- _Problem_
Please set down all the lines beneath this one exactly, without the pictures.

- _Data extracted from a collection_

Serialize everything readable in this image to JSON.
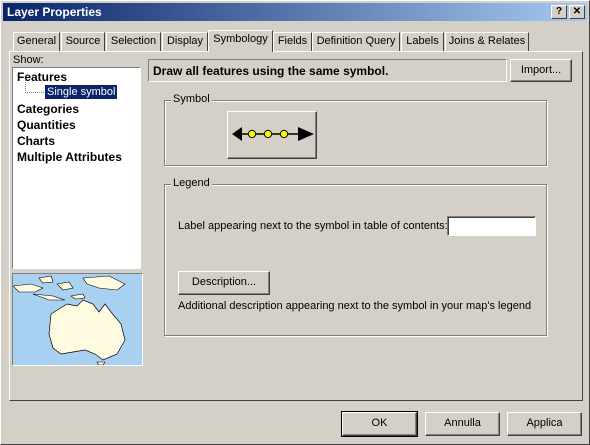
{
  "window": {
    "title": "Layer Properties"
  },
  "titlebar_buttons": {
    "help": "?",
    "close": "✕"
  },
  "tabs": [
    {
      "label": "General",
      "active": false
    },
    {
      "label": "Source",
      "active": false
    },
    {
      "label": "Selection",
      "active": false
    },
    {
      "label": "Display",
      "active": false
    },
    {
      "label": "Symbology",
      "active": true
    },
    {
      "label": "Fields",
      "active": false
    },
    {
      "label": "Definition Query",
      "active": false
    },
    {
      "label": "Labels",
      "active": false
    },
    {
      "label": "Joins & Relates",
      "active": false
    }
  ],
  "show": {
    "label": "Show:",
    "items": [
      "Features",
      "Single symbol",
      "Categories",
      "Quantities",
      "Charts",
      "Multiple Attributes"
    ],
    "selected": "Single symbol"
  },
  "main": {
    "heading": "Draw all features using the same symbol.",
    "import_label": "Import..."
  },
  "symbol_group": {
    "title": "Symbol",
    "icon": "arrow-line-with-dots-symbol",
    "dot_color": "#ffff00"
  },
  "legend_group": {
    "title": "Legend",
    "toc_label": "Label appearing next to the symbol in table of contents:",
    "toc_value": "",
    "description_button": "Description...",
    "description_text": "Additional description appearing next to the symbol in your map's legend"
  },
  "footer": {
    "ok": "OK",
    "cancel": "Annulla",
    "apply": "Applica"
  },
  "colors": {
    "titlebar_start": "#0a246a",
    "titlebar_end": "#a6caf0",
    "map_sea": "#a8d0f0",
    "map_land": "#fffbe0"
  }
}
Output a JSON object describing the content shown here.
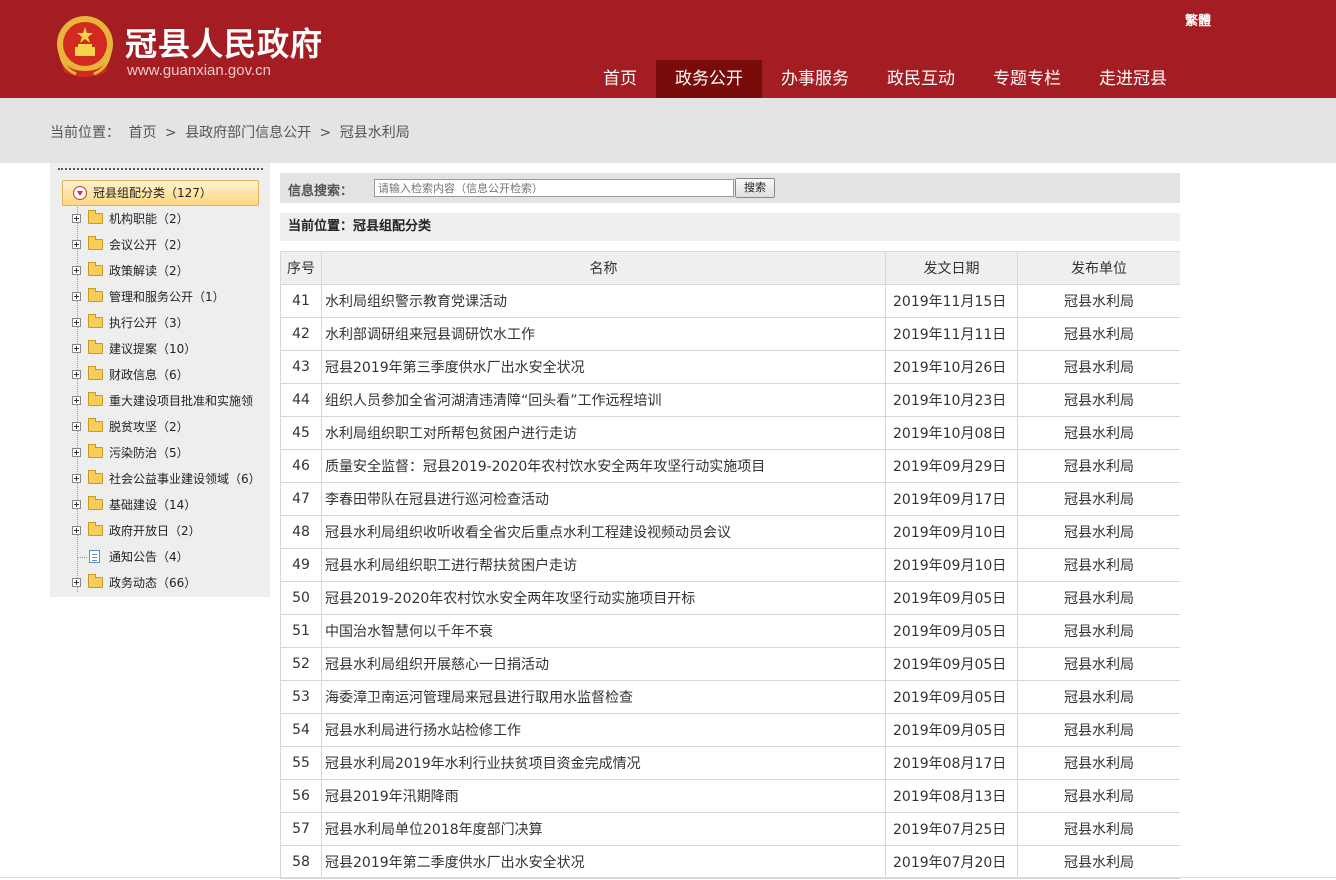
{
  "header": {
    "site_title": "冠县人民政府",
    "site_url": "www.guanxian.gov.cn",
    "traditional_link": "繁體",
    "nav": [
      {
        "label": "首页",
        "active": false
      },
      {
        "label": "政务公开",
        "active": true
      },
      {
        "label": "办事服务",
        "active": false
      },
      {
        "label": "政民互动",
        "active": false
      },
      {
        "label": "专题专栏",
        "active": false
      },
      {
        "label": "走进冠县",
        "active": false
      }
    ],
    "colors": {
      "brand": "#a31d23",
      "active_nav": "#7a0b0b"
    }
  },
  "breadcrumb": {
    "prefix": "当前位置：",
    "items": [
      "首页",
      "县政府部门信息公开",
      "冠县水利局"
    ],
    "separator": ">"
  },
  "sidebar": {
    "root": "冠县组配分类（127）",
    "items": [
      {
        "label": "机构职能（2）",
        "icon": "folder-icon"
      },
      {
        "label": "会议公开（2）",
        "icon": "folder-icon"
      },
      {
        "label": "政策解读（2）",
        "icon": "folder-icon"
      },
      {
        "label": "管理和服务公开（1）",
        "icon": "folder-icon"
      },
      {
        "label": "执行公开（3）",
        "icon": "folder-icon"
      },
      {
        "label": "建议提案（10）",
        "icon": "folder-icon"
      },
      {
        "label": "财政信息（6）",
        "icon": "folder-icon"
      },
      {
        "label": "重大建设项目批准和实施领",
        "icon": "folder-icon"
      },
      {
        "label": "脱贫攻坚（2）",
        "icon": "folder-icon"
      },
      {
        "label": "污染防治（5）",
        "icon": "folder-icon"
      },
      {
        "label": "社会公益事业建设领域（6）",
        "icon": "folder-icon"
      },
      {
        "label": "基础建设（14）",
        "icon": "folder-icon"
      },
      {
        "label": "政府开放日（2）",
        "icon": "folder-icon"
      },
      {
        "label": "通知公告（4）",
        "icon": "document-icon"
      },
      {
        "label": "政务动态（66）",
        "icon": "folder-icon"
      }
    ]
  },
  "search": {
    "label": "信息搜索：",
    "placeholder": "请输入检索内容（信息公开检索）",
    "button": "搜索"
  },
  "section_title": "当前位置：冠县组配分类",
  "table": {
    "headers": [
      "序号",
      "名称",
      "发文日期",
      "发布单位"
    ],
    "rows": [
      [
        "41",
        "水利局组织警示教育党课活动",
        "2019年11月15日",
        "冠县水利局"
      ],
      [
        "42",
        "水利部调研组来冠县调研饮水工作",
        "2019年11月11日",
        "冠县水利局"
      ],
      [
        "43",
        "冠县2019年第三季度供水厂出水安全状况",
        "2019年10月26日",
        "冠县水利局"
      ],
      [
        "44",
        "组织人员参加全省河湖清违清障“回头看”工作远程培训",
        "2019年10月23日",
        "冠县水利局"
      ],
      [
        "45",
        "水利局组织职工对所帮包贫困户进行走访",
        "2019年10月08日",
        "冠县水利局"
      ],
      [
        "46",
        "质量安全监督：冠县2019-2020年农村饮水安全两年攻坚行动实施项目",
        "2019年09月29日",
        "冠县水利局"
      ],
      [
        "47",
        "李春田带队在冠县进行巡河检查活动",
        "2019年09月17日",
        "冠县水利局"
      ],
      [
        "48",
        "冠县水利局组织收听收看全省灾后重点水利工程建设视频动员会议",
        "2019年09月10日",
        "冠县水利局"
      ],
      [
        "49",
        "冠县水利局组织职工进行帮扶贫困户走访",
        "2019年09月10日",
        "冠县水利局"
      ],
      [
        "50",
        "冠县2019-2020年农村饮水安全两年攻坚行动实施项目开标",
        "2019年09月05日",
        "冠县水利局"
      ],
      [
        "51",
        "中国治水智慧何以千年不衰",
        "2019年09月05日",
        "冠县水利局"
      ],
      [
        "52",
        "冠县水利局组织开展慈心一日捐活动",
        "2019年09月05日",
        "冠县水利局"
      ],
      [
        "53",
        "海委漳卫南运河管理局来冠县进行取用水监督检查",
        "2019年09月05日",
        "冠县水利局"
      ],
      [
        "54",
        "冠县水利局进行扬水站检修工作",
        "2019年09月05日",
        "冠县水利局"
      ],
      [
        "55",
        "冠县水利局2019年水利行业扶贫项目资金完成情况",
        "2019年08月17日",
        "冠县水利局"
      ],
      [
        "56",
        "冠县2019年汛期降雨",
        "2019年08月13日",
        "冠县水利局"
      ],
      [
        "57",
        "冠县水利局单位2018年度部门决算",
        "2019年07月25日",
        "冠县水利局"
      ],
      [
        "58",
        "冠县2019年第二季度供水厂出水安全状况",
        "2019年07月20日",
        "冠县水利局"
      ]
    ]
  }
}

- _Solution_
Serialize everything readable in this image to JSON.
{
  "window": {
    "title": "Layer Properties"
  },
  "titlebar_buttons": {
    "help": "?",
    "close": "✕"
  },
  "tabs": [
    {
      "label": "General",
      "active": false
    },
    {
      "label": "Source",
      "active": false
    },
    {
      "label": "Selection",
      "active": false
    },
    {
      "label": "Display",
      "active": false
    },
    {
      "label": "Symbology",
      "active": true
    },
    {
      "label": "Fields",
      "active": false
    },
    {
      "label": "Definition Query",
      "active": false
    },
    {
      "label": "Labels",
      "active": false
    },
    {
      "label": "Joins & Relates",
      "active": false
    }
  ],
  "show": {
    "label": "Show:",
    "items": [
      "Features",
      "Single symbol",
      "Categories",
      "Quantities",
      "Charts",
      "Multiple Attributes"
    ],
    "selected": "Single symbol"
  },
  "main": {
    "heading": "Draw all features using the same symbol.",
    "import_label": "Import..."
  },
  "symbol_group": {
    "title": "Symbol",
    "icon": "arrow-line-with-dots-symbol",
    "dot_color": "#ffff00"
  },
  "legend_group": {
    "title": "Legend",
    "toc_label": "Label appearing next to the symbol in table of contents:",
    "toc_value": "",
    "description_button": "Description...",
    "description_text": "Additional description appearing next to the symbol in your map's legend"
  },
  "footer": {
    "ok": "OK",
    "cancel": "Annulla",
    "apply": "Applica"
  },
  "colors": {
    "titlebar_start": "#0a246a",
    "titlebar_end": "#a6caf0",
    "map_sea": "#a8d0f0",
    "map_land": "#fffbe0"
  }
}
Output a JSON object describing the content shown here.
{
  "header": {
    "site_title": "冠县人民政府",
    "site_url": "www.guanxian.gov.cn",
    "traditional_link": "繁體",
    "nav": [
      {
        "label": "首页",
        "active": false
      },
      {
        "label": "政务公开",
        "active": true
      },
      {
        "label": "办事服务",
        "active": false
      },
      {
        "label": "政民互动",
        "active": false
      },
      {
        "label": "专题专栏",
        "active": false
      },
      {
        "label": "走进冠县",
        "active": false
      }
    ],
    "colors": {
      "brand": "#a31d23",
      "active_nav": "#7a0b0b"
    }
  },
  "breadcrumb": {
    "prefix": "当前位置：",
    "items": [
      "首页",
      "县政府部门信息公开",
      "冠县水利局"
    ],
    "separator": ">"
  },
  "sidebar": {
    "root": "冠县组配分类（127）",
    "items": [
      {
        "label": "机构职能（2）",
        "icon": "folder-icon"
      },
      {
        "label": "会议公开（2）",
        "icon": "folder-icon"
      },
      {
        "label": "政策解读（2）",
        "icon": "folder-icon"
      },
      {
        "label": "管理和服务公开（1）",
        "icon": "folder-icon"
      },
      {
        "label": "执行公开（3）",
        "icon": "folder-icon"
      },
      {
        "label": "建议提案（10）",
        "icon": "folder-icon"
      },
      {
        "label": "财政信息（6）",
        "icon": "folder-icon"
      },
      {
        "label": "重大建设项目批准和实施领",
        "icon": "folder-icon"
      },
      {
        "label": "脱贫攻坚（2）",
        "icon": "folder-icon"
      },
      {
        "label": "污染防治（5）",
        "icon": "folder-icon"
      },
      {
        "label": "社会公益事业建设领域（6）",
        "icon": "folder-icon"
      },
      {
        "label": "基础建设（14）",
        "icon": "folder-icon"
      },
      {
        "label": "政府开放日（2）",
        "icon": "folder-icon"
      },
      {
        "label": "通知公告（4）",
        "icon": "document-icon"
      },
      {
        "label": "政务动态（66）",
        "icon": "folder-icon"
      }
    ]
  },
  "search": {
    "label": "信息搜索：",
    "placeholder": "请输入检索内容（信息公开检索）",
    "button": "搜索"
  },
  "section_title": "当前位置：冠县组配分类",
  "table": {
    "headers": [
      "序号",
      "名称",
      "发文日期",
      "发布单位"
    ],
    "rows": [
      [
        "41",
        "水利局组织警示教育党课活动",
        "2019年11月15日",
        "冠县水利局"
      ],
      [
        "42",
        "水利部调研组来冠县调研饮水工作",
        "2019年11月11日",
        "冠县水利局"
      ],
      [
        "43",
        "冠县2019年第三季度供水厂出水安全状况",
        "2019年10月26日",
        "冠县水利局"
      ],
      [
        "44",
        "组织人员参加全省河湖清违清障“回头看”工作远程培训",
        "2019年10月23日",
        "冠县水利局"
      ],
      [
        "45",
        "水利局组织职工对所帮包贫困户进行走访",
        "2019年10月08日",
        "冠县水利局"
      ],
      [
        "46",
        "质量安全监督：冠县2019-2020年农村饮水安全两年攻坚行动实施项目",
        "2019年09月29日",
        "冠县水利局"
      ],
      [
        "47",
        "李春田带队在冠县进行巡河检查活动",
        "2019年09月17日",
        "冠县水利局"
      ],
      [
        "48",
        "冠县水利局组织收听收看全省灾后重点水利工程建设视频动员会议",
        "2019年09月10日",
        "冠县水利局"
      ],
      [
        "49",
        "冠县水利局组织职工进行帮扶贫困户走访",
        "2019年09月10日",
        "冠县水利局"
      ],
      [
        "50",
        "冠县2019-2020年农村饮水安全两年攻坚行动实施项目开标",
        "2019年09月05日",
        "冠县水利局"
      ],
      [
        "51",
        "中国治水智慧何以千年不衰",
        "2019年09月05日",
        "冠县水利局"
      ],
      [
        "52",
        "冠县水利局组织开展慈心一日捐活动",
        "2019年09月05日",
        "冠县水利局"
      ],
      [
        "53",
        "海委漳卫南运河管理局来冠县进行取用水监督检查",
        "2019年09月05日",
        "冠县水利局"
      ],
      [
        "54",
        "冠县水利局进行扬水站检修工作",
        "2019年09月05日",
        "冠县水利局"
      ],
      [
        "55",
        "冠县水利局2019年水利行业扶贫项目资金完成情况",
        "2019年08月17日",
        "冠县水利局"
      ],
      [
        "56",
        "冠县2019年汛期降雨",
        "2019年08月13日",
        "冠县水利局"
      ],
      [
        "57",
        "冠县水利局单位2018年度部门决算",
        "2019年07月25日",
        "冠县水利局"
      ],
      [
        "58",
        "冠县2019年第二季度供水厂出水安全状况",
        "2019年07月20日",
        "冠县水利局"
      ]
    ]
  }
}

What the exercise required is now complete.